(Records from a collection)
[START]
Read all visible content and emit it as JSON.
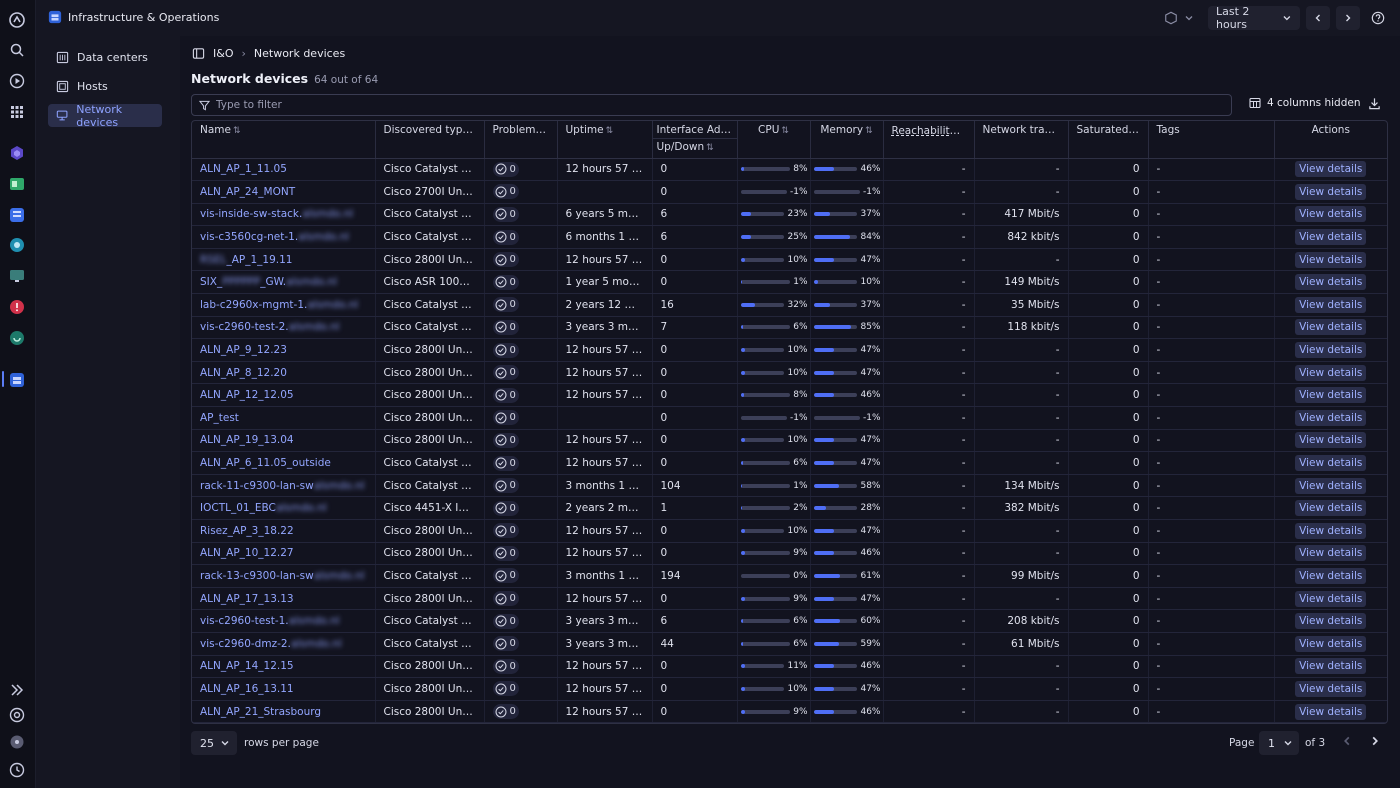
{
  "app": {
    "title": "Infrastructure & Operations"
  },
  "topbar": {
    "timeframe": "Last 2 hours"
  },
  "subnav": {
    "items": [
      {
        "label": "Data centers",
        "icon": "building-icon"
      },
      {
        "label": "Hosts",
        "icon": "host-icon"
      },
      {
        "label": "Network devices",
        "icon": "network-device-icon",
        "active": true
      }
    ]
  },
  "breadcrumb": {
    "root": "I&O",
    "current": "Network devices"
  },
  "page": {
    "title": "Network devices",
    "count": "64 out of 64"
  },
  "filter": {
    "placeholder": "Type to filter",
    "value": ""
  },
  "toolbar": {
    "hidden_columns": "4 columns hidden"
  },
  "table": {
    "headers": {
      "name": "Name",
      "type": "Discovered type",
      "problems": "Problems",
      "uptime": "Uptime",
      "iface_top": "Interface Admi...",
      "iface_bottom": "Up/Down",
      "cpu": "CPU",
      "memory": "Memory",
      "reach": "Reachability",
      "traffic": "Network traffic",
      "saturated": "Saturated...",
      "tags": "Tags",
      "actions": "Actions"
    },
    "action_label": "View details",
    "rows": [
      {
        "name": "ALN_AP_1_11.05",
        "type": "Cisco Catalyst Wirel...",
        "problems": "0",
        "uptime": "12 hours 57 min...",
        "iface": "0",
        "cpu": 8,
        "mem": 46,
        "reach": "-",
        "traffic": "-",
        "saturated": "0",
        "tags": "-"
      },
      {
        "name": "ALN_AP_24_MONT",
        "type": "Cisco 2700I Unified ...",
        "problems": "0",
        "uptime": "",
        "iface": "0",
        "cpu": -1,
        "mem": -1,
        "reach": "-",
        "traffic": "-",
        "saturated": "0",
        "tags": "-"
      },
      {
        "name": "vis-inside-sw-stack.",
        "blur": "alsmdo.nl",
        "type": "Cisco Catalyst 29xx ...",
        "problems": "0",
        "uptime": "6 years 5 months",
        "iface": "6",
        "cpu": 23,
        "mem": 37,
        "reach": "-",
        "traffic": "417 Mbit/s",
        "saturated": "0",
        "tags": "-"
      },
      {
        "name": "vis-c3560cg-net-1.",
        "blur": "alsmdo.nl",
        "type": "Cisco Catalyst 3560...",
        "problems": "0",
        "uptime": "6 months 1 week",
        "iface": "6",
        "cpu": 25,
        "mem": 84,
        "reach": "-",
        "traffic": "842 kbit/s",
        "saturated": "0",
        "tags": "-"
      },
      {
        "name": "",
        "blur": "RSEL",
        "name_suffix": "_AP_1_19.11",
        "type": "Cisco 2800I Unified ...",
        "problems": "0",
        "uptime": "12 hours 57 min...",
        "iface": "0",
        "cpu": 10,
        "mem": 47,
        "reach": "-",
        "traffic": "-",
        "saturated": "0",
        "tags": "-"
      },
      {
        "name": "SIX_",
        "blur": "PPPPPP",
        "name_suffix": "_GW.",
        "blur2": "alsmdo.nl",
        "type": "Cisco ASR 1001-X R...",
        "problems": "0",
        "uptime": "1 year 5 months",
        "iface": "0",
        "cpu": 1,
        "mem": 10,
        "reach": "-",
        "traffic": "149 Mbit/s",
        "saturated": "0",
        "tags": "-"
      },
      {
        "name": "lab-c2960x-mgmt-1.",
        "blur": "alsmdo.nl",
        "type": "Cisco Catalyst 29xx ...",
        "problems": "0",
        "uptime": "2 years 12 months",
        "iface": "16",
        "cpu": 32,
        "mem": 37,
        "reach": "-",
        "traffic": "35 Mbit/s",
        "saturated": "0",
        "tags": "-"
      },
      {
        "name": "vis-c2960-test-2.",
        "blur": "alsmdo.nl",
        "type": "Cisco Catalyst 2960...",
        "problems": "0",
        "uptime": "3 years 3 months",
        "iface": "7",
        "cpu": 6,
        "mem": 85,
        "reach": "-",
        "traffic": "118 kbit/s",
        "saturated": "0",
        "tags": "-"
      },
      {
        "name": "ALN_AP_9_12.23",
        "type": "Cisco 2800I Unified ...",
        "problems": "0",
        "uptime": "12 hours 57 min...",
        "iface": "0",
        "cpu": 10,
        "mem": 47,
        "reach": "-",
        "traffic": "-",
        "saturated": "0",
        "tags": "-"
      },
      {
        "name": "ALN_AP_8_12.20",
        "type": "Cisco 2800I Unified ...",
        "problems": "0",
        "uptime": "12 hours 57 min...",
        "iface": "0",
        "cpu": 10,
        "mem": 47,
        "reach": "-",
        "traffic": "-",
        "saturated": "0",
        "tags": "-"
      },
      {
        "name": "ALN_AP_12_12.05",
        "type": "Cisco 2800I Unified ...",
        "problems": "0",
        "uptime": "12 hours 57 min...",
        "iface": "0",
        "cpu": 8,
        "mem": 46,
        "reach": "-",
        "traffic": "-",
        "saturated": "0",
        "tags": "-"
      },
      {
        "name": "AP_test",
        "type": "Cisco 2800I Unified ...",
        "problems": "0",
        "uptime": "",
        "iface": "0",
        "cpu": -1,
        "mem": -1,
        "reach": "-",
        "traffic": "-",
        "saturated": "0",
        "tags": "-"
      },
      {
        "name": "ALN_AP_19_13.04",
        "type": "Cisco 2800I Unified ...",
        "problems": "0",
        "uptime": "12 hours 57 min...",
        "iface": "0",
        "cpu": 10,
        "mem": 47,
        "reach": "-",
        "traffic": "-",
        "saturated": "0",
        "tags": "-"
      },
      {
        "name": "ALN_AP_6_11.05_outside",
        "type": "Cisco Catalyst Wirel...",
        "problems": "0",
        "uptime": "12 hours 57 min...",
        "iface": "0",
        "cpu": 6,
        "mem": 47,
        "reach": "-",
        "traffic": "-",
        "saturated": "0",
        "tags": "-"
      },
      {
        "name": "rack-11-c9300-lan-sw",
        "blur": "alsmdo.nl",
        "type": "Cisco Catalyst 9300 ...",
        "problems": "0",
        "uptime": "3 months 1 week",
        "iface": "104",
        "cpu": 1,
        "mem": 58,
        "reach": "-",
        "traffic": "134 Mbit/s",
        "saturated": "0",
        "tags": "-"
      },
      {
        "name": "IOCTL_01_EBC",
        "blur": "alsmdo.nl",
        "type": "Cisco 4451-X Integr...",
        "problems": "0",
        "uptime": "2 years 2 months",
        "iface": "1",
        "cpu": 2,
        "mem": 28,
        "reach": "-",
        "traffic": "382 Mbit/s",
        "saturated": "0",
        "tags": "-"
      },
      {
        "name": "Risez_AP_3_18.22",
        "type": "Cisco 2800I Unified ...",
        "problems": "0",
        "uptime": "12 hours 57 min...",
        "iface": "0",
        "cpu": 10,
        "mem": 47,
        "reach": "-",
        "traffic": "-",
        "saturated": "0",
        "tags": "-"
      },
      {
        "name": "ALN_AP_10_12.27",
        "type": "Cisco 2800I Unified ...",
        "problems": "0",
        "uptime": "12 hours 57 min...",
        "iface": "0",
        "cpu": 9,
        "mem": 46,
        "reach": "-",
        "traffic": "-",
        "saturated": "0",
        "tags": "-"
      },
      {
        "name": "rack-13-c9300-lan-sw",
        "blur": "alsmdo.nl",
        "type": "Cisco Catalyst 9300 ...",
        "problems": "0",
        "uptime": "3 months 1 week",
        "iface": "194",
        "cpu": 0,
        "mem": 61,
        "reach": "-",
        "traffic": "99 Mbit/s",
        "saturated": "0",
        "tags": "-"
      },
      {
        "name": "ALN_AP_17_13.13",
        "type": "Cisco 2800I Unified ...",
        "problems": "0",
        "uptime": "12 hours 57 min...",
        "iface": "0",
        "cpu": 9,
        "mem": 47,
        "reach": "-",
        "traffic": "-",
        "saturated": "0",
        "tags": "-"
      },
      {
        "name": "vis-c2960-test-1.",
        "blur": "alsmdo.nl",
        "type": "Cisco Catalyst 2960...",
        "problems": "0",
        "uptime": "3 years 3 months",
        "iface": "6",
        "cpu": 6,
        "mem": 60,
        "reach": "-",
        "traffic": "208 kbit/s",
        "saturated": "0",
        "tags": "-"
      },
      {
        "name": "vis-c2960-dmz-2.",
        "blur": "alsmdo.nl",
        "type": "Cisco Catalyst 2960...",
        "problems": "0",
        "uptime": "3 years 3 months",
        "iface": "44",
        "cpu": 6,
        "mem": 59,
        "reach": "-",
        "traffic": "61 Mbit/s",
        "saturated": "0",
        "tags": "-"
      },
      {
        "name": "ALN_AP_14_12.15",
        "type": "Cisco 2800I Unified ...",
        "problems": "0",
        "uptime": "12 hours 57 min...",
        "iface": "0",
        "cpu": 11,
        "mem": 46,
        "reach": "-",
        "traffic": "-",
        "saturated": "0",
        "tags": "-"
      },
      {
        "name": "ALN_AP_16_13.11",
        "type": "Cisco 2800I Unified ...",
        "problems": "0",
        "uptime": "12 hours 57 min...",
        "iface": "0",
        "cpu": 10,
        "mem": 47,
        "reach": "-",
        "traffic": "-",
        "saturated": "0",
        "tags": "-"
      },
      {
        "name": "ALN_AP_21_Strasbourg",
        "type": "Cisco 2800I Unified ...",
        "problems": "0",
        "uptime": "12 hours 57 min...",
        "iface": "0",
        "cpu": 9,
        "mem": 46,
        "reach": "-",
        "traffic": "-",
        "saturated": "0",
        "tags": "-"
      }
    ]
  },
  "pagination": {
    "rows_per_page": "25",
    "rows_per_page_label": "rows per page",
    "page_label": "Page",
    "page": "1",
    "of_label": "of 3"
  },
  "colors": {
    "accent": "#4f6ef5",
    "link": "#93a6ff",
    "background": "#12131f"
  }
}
[END]
- What you need to do -
Return every line in the listing that contains the word "icon".

- Final result -
        "icon": "building-icon"
        "icon": "host-icon"
        "icon": "network-device-icon",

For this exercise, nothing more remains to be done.